- _Vorliegender Text_

□ □ □ □ □

Was wir nicht wissen, ist, warum die Indus-Kultur kollabierte. Noch können wir die wenigen Texte, die überdauert haben, nicht lesen, und, angesichts der anhaltenden Schwierigkeiten bei den Ausgrabungen in Pakistan, bleiben die Evidenzen spärlich. In den 1940er Jahren, als Exmilitärs in der Archäologie dominierten, war man sich weitgehend einig, indogermanische Invasoren, wie spätere indische Epen sie beschrieben, hätten die Städte am Indus zerstört. In den 1980er Jahren, auf dem Höhepunkt der Popularität von Meads Buch Coming of Age ( Jugend und Sexualität ), war man sich dann einig, dass dem nicht so gewesen ist. Stattdessen wurden Klimaveränderungen, innere Aufstände und wirtschaftlicher Zusammenbruch als die neuen Schurken genannt. In unseren aufgeklärten Jahren müssen wir eingestehen, dass wir es einfach nicht wissen.
Ich werde im Verlauf dieses Buches noch weit mehr über den Zusammenbruch von Leviathanen zu sagen haben, will jedoch hier noch einenAugenblick bei dem Kollaps am Indus von vor 4 000 Jahren verweilen. Hätte ich das vorliegende Buch, anstatt hier an meinem Schreibtisch im Kalifornien des Jahres 2013 n. Chr., um 1500 v. Chr. in Südostasien geschrieben, ich wäre womöglich durchaus zu dem Schluss gekommen, dass Krieg zu absolut nichts nütze ist. Überall um mich herum hätte ich die verlassenen Städte der Indus-Kultur zu Schlammhaufen verkommen sehen, nur mehr von Geistern und Schäfern bewohnt. Vielleicht hat der Krieg uns für eine Weile sicherer und reicher gemacht, hätte ich mir sagen können, aber dann ist damit plötzlich Schluss gewesen.

□ □ □ □ □

- _Arbeitsanweisung A_
Schreibe die Einträge unverändert ab, beginnend mit dem ersten Eintrag und endend mit der Zeile, die „- contour-label: 12: [97, 377, 109, 388]“ enthält. Beide Enden gehören dazu.

□ □ □ □ □

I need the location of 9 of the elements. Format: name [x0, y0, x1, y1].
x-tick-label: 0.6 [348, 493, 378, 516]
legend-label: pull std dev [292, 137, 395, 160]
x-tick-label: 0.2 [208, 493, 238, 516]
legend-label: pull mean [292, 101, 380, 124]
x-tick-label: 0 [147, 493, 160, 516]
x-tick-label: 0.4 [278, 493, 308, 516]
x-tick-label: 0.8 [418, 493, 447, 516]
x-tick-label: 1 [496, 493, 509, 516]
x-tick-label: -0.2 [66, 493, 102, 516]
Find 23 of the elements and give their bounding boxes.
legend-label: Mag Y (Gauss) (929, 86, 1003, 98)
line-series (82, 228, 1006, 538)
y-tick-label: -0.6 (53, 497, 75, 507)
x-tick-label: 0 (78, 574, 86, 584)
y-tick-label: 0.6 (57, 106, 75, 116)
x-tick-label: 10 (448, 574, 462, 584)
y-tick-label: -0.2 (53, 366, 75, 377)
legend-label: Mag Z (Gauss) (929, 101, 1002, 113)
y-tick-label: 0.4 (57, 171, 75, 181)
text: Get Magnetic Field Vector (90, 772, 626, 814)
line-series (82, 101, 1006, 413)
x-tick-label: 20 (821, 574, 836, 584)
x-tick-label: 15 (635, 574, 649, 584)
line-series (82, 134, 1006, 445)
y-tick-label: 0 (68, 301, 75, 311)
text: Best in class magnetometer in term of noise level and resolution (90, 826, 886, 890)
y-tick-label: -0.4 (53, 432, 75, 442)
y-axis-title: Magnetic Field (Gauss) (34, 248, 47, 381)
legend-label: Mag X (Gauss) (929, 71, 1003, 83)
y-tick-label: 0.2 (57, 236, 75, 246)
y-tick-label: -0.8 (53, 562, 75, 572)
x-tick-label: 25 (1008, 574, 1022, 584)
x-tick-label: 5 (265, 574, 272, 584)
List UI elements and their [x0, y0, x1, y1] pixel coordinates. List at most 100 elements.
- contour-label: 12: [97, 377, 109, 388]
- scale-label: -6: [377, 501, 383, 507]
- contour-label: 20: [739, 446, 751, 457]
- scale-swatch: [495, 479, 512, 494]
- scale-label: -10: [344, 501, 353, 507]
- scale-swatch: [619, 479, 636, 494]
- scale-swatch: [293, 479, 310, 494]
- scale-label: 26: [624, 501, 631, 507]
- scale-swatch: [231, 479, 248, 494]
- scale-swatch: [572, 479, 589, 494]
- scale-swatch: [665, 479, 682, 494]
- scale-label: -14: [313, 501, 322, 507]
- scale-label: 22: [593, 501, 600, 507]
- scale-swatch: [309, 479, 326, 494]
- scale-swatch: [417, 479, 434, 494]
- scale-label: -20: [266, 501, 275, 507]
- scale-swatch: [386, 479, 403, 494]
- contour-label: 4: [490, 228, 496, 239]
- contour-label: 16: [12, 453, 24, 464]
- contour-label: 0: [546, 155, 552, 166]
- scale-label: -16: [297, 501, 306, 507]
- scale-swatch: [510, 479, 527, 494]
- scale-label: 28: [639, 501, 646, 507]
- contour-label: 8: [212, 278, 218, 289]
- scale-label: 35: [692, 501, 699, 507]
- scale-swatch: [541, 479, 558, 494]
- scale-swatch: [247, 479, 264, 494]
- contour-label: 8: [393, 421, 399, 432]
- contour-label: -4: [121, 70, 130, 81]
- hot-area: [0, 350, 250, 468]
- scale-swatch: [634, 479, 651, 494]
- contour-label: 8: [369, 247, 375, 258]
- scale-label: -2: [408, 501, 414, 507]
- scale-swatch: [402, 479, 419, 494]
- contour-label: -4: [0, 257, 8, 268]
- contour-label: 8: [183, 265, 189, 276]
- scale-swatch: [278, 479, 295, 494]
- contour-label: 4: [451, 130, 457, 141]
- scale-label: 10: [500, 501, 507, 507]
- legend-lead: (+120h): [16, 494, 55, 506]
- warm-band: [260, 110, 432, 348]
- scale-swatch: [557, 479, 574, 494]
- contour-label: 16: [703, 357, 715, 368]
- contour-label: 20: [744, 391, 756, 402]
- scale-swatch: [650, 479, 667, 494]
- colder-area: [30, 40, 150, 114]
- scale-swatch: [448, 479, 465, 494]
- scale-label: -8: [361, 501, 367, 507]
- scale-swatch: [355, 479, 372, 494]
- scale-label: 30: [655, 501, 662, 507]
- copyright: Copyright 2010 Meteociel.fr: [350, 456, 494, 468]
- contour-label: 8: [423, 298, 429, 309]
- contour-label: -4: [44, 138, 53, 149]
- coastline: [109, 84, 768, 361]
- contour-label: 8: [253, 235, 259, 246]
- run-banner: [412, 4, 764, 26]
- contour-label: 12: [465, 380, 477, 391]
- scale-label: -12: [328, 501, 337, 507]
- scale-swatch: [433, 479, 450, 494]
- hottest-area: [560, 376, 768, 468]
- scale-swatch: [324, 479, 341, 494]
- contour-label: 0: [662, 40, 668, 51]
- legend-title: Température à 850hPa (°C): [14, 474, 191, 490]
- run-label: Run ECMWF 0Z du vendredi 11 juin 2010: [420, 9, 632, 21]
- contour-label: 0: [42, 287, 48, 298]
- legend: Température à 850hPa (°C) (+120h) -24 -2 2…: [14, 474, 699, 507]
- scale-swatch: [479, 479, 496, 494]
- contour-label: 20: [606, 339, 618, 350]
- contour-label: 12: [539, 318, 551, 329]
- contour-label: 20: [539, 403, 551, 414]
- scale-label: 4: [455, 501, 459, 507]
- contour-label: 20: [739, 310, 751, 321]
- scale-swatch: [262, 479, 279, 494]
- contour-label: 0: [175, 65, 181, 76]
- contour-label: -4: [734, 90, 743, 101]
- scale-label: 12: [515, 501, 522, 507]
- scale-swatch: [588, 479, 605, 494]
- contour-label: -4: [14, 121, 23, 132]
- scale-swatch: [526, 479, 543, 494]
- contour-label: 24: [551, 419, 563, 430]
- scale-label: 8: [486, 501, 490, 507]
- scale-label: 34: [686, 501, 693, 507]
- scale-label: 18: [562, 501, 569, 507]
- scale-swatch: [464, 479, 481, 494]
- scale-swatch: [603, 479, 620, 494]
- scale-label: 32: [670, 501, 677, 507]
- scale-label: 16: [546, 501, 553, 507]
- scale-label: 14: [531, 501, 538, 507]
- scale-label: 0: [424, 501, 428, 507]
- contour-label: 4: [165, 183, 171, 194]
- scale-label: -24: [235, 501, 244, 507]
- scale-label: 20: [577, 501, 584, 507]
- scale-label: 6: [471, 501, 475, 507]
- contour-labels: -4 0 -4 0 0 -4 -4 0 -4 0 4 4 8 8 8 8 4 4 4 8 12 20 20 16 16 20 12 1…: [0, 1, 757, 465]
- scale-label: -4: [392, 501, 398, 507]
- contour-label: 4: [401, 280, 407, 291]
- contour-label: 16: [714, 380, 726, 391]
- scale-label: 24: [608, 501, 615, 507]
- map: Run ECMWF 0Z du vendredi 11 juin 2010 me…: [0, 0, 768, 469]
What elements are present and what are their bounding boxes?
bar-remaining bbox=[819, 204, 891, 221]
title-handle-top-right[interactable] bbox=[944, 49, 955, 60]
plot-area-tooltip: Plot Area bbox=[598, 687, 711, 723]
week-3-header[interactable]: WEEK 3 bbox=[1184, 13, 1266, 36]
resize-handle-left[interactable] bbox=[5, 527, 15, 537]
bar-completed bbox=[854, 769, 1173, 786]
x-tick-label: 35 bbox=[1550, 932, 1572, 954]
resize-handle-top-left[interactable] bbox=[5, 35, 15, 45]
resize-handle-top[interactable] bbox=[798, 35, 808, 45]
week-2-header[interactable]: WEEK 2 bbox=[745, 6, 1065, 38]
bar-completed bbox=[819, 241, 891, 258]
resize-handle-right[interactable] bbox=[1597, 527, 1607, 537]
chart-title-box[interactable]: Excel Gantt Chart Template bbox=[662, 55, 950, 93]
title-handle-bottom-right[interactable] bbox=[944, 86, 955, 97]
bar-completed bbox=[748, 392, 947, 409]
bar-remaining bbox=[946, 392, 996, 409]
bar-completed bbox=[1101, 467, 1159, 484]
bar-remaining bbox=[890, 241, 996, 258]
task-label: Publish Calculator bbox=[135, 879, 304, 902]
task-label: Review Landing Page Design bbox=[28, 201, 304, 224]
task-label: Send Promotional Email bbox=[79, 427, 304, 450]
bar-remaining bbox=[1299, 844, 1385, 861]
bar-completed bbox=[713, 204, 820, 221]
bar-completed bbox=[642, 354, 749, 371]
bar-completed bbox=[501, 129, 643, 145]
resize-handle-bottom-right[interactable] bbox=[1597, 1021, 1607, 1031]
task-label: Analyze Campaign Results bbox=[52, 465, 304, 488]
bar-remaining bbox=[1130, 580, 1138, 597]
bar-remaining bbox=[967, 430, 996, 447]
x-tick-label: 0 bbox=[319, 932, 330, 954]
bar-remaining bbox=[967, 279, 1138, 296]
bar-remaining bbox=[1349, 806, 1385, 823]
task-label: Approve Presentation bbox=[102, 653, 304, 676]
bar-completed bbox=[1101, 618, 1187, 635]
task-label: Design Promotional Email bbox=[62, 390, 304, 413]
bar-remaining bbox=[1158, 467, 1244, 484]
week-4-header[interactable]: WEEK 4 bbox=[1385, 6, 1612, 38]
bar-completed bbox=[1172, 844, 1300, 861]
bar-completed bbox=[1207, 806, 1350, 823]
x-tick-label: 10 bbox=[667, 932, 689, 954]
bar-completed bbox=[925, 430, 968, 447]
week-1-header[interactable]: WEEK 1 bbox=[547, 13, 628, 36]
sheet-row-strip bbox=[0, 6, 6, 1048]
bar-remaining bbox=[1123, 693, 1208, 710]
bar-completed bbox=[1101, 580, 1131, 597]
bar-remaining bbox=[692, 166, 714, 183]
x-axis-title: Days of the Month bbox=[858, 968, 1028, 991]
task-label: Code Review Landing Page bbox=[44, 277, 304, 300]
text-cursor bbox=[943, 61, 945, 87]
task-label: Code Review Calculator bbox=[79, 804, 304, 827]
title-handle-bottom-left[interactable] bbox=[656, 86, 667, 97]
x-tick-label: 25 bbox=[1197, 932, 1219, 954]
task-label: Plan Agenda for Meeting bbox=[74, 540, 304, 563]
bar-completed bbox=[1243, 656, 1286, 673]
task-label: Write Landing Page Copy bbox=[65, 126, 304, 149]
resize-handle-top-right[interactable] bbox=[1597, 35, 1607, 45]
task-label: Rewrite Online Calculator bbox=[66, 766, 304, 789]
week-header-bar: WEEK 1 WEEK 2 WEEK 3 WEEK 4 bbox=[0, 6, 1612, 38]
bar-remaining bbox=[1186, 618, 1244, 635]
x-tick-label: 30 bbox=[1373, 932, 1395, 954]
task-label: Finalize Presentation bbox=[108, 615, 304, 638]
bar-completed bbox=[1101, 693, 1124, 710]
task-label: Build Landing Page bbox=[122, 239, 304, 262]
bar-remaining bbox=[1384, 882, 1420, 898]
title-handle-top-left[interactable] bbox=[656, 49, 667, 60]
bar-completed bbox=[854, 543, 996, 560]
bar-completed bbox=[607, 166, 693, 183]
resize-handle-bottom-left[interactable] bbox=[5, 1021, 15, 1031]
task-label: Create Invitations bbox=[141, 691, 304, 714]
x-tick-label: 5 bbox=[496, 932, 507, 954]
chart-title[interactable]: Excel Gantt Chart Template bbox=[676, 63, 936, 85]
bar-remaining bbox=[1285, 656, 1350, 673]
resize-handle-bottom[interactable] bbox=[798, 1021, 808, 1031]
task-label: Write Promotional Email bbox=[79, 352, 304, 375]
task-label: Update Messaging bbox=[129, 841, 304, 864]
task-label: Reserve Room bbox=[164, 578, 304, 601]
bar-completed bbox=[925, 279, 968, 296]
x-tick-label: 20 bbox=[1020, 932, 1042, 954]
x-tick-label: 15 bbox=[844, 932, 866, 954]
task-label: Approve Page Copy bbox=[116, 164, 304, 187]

□ □ □ □ □

- _Arbeitsanweisung B_
Beantworte anhand des Textes über den Zusammenbruch der Indus-Kultur diese Fragen:
(i) Wer dominierte in den 1940er Jahren die Archäologie?
(ii) Welche Ursachen wurden in den 1980er Jahren als die neuen Schurken genannt?
(iii) An welchem Ort und in welchem Jahr sitzt der Schreibende an seinem Schreibtisch?

- _Lösung A_
I need the location of 9 of the elements. Format: name [x0, y0, x1, y1].
x-tick-label: 0.6 [348, 493, 378, 516]
legend-label: pull std dev [292, 137, 395, 160]
x-tick-label: 0.2 [208, 493, 238, 516]
legend-label: pull mean [292, 101, 380, 124]
x-tick-label: 0 [147, 493, 160, 516]
x-tick-label: 0.4 [278, 493, 308, 516]
x-tick-label: 0.8 [418, 493, 447, 516]
x-tick-label: 1 [496, 493, 509, 516]
x-tick-label: -0.2 [66, 493, 102, 516]
Find 23 of the elements and give their bounding boxes.
legend-label: Mag Y (Gauss) (929, 86, 1003, 98)
line-series (82, 228, 1006, 538)
y-tick-label: -0.6 (53, 497, 75, 507)
x-tick-label: 0 (78, 574, 86, 584)
y-tick-label: 0.6 (57, 106, 75, 116)
x-tick-label: 10 (448, 574, 462, 584)
y-tick-label: -0.2 (53, 366, 75, 377)
legend-label: Mag Z (Gauss) (929, 101, 1002, 113)
y-tick-label: 0.4 (57, 171, 75, 181)
text: Get Magnetic Field Vector (90, 772, 626, 814)
line-series (82, 101, 1006, 413)
x-tick-label: 20 (821, 574, 836, 584)
x-tick-label: 15 (635, 574, 649, 584)
line-series (82, 134, 1006, 445)
y-tick-label: 0 (68, 301, 75, 311)
text: Best in class magnetometer in term of noise level and resolution (90, 826, 886, 890)
y-tick-label: -0.4 (53, 432, 75, 442)
y-axis-title: Magnetic Field (Gauss) (34, 248, 47, 381)
legend-label: Mag X (Gauss) (929, 71, 1003, 83)
y-tick-label: 0.2 (57, 236, 75, 246)
y-tick-label: -0.8 (53, 562, 75, 572)
x-tick-label: 25 (1008, 574, 1022, 584)
x-tick-label: 5 (265, 574, 272, 584)
List UI elements and their [x0, y0, x1, y1] pixel coordinates. List at most 100 elements.
- contour-label: 12: [97, 377, 109, 388]

- _Lösung B_
(i) Exmilitärs dominierten damals die Archäologie.
(ii) Klimaveränderungen, innere Aufstände und wirtschaftlicher Zusammenbruch wurden genannt.
(iii) Er sitzt in Kalifornien, im Jahr 2013 n. Chr.